* Supplied material:
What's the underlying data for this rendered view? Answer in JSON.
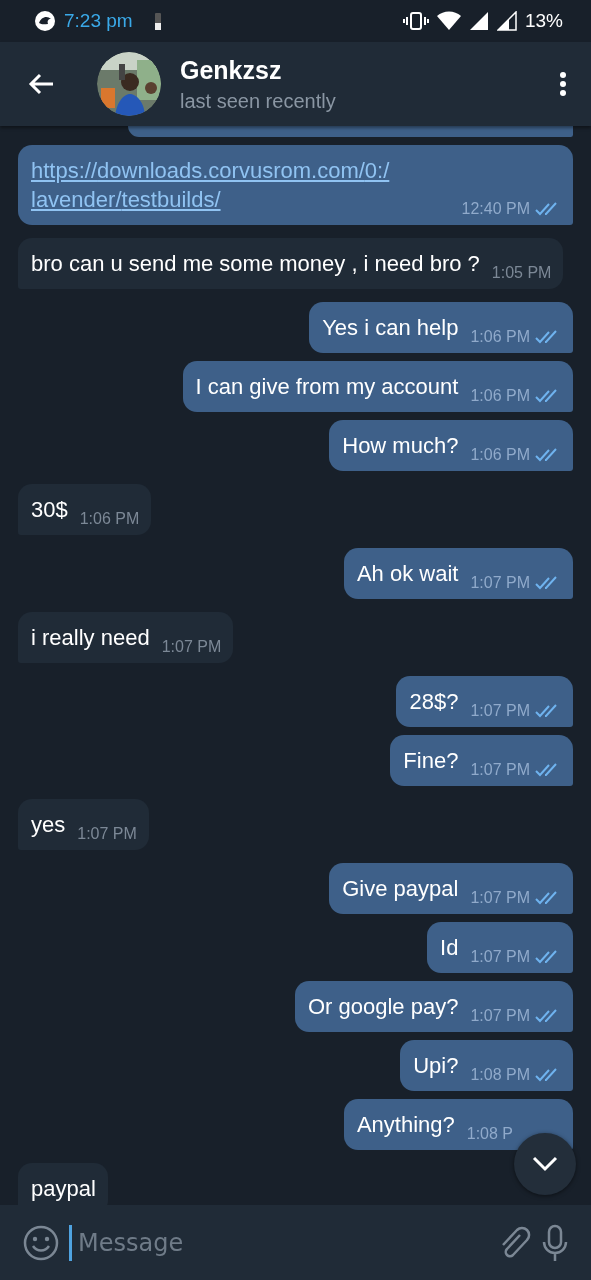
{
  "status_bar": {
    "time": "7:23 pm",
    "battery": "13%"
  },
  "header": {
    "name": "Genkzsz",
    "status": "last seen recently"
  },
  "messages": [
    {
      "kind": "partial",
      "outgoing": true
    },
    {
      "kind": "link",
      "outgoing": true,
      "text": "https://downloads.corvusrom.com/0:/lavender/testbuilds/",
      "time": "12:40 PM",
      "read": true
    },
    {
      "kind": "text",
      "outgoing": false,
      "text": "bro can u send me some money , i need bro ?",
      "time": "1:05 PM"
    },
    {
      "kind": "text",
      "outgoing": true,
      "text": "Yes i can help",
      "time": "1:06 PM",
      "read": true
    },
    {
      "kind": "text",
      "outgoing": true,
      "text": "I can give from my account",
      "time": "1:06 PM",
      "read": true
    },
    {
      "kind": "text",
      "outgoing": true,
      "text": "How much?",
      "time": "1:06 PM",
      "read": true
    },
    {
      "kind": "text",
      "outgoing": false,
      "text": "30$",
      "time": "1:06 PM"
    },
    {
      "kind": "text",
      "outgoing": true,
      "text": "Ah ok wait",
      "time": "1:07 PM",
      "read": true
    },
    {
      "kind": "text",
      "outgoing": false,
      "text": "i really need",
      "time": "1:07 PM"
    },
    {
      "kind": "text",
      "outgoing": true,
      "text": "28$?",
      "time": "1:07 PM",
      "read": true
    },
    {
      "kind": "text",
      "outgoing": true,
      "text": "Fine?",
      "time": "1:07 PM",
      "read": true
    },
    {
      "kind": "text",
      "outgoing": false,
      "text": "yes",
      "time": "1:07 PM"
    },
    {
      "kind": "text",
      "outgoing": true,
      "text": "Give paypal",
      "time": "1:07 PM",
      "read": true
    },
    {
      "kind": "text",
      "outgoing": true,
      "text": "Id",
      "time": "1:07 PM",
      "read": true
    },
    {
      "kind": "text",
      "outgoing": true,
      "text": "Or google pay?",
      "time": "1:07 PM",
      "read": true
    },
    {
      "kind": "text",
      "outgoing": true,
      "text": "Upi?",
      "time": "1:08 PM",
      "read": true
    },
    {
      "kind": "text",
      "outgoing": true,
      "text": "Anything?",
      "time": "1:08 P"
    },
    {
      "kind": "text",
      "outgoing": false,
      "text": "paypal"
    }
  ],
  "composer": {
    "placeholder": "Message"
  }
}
==
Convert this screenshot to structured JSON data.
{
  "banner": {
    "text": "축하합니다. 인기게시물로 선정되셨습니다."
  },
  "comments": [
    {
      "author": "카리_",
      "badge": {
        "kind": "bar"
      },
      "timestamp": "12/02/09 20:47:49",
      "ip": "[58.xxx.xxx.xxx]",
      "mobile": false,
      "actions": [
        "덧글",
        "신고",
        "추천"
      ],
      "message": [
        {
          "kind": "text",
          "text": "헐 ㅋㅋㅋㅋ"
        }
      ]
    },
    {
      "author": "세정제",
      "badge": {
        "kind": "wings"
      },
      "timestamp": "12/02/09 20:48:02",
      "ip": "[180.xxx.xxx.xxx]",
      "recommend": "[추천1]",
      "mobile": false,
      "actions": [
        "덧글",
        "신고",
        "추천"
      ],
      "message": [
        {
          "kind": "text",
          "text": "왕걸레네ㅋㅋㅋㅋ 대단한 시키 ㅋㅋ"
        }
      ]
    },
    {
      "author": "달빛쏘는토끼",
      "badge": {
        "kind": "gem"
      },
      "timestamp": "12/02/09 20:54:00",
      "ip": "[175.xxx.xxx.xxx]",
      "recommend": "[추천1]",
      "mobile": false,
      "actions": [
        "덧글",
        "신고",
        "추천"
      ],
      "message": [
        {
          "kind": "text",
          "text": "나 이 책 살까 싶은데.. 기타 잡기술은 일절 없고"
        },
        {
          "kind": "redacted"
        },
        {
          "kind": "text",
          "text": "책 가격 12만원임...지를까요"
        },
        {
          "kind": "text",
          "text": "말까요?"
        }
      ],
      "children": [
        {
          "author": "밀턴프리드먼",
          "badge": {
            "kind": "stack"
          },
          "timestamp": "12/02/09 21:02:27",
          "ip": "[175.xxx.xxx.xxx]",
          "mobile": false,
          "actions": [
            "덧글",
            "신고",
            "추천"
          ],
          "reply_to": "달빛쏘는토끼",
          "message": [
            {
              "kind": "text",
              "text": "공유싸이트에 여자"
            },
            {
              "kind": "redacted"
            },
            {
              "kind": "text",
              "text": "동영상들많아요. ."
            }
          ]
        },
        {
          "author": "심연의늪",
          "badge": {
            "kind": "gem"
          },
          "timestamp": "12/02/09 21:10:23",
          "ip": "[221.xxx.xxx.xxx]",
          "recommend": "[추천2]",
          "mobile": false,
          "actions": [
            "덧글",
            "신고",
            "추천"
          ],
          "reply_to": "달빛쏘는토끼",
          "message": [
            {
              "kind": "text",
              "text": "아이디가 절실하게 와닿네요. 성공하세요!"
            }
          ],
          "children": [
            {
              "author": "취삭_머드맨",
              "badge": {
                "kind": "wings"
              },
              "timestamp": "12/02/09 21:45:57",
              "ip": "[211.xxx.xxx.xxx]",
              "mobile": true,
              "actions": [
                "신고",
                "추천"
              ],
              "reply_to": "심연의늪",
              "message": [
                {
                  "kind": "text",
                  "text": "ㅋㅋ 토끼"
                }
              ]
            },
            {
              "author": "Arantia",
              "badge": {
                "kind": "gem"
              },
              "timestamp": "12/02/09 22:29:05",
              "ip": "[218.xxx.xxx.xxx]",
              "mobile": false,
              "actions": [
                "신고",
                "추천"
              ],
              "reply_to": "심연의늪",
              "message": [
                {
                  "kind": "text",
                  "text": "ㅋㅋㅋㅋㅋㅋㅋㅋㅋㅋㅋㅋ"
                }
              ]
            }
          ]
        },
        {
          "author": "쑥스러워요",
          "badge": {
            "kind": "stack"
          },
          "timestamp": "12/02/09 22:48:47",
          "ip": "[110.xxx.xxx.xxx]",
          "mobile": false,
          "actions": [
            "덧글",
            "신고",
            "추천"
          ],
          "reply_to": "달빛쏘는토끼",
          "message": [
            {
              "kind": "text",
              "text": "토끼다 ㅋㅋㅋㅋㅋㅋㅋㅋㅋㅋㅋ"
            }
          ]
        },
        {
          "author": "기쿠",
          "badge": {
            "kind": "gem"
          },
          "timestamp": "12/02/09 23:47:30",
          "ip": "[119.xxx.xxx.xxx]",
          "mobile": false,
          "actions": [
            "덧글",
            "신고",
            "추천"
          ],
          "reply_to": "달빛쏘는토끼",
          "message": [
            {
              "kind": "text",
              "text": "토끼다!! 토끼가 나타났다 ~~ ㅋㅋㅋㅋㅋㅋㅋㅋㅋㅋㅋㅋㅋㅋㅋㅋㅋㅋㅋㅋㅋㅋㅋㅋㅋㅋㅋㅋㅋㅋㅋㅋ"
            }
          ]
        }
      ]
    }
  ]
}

* Requirements:
Find the lines of the material that hold the word "JSON" and report their count alone.

* Solution for this problem:
2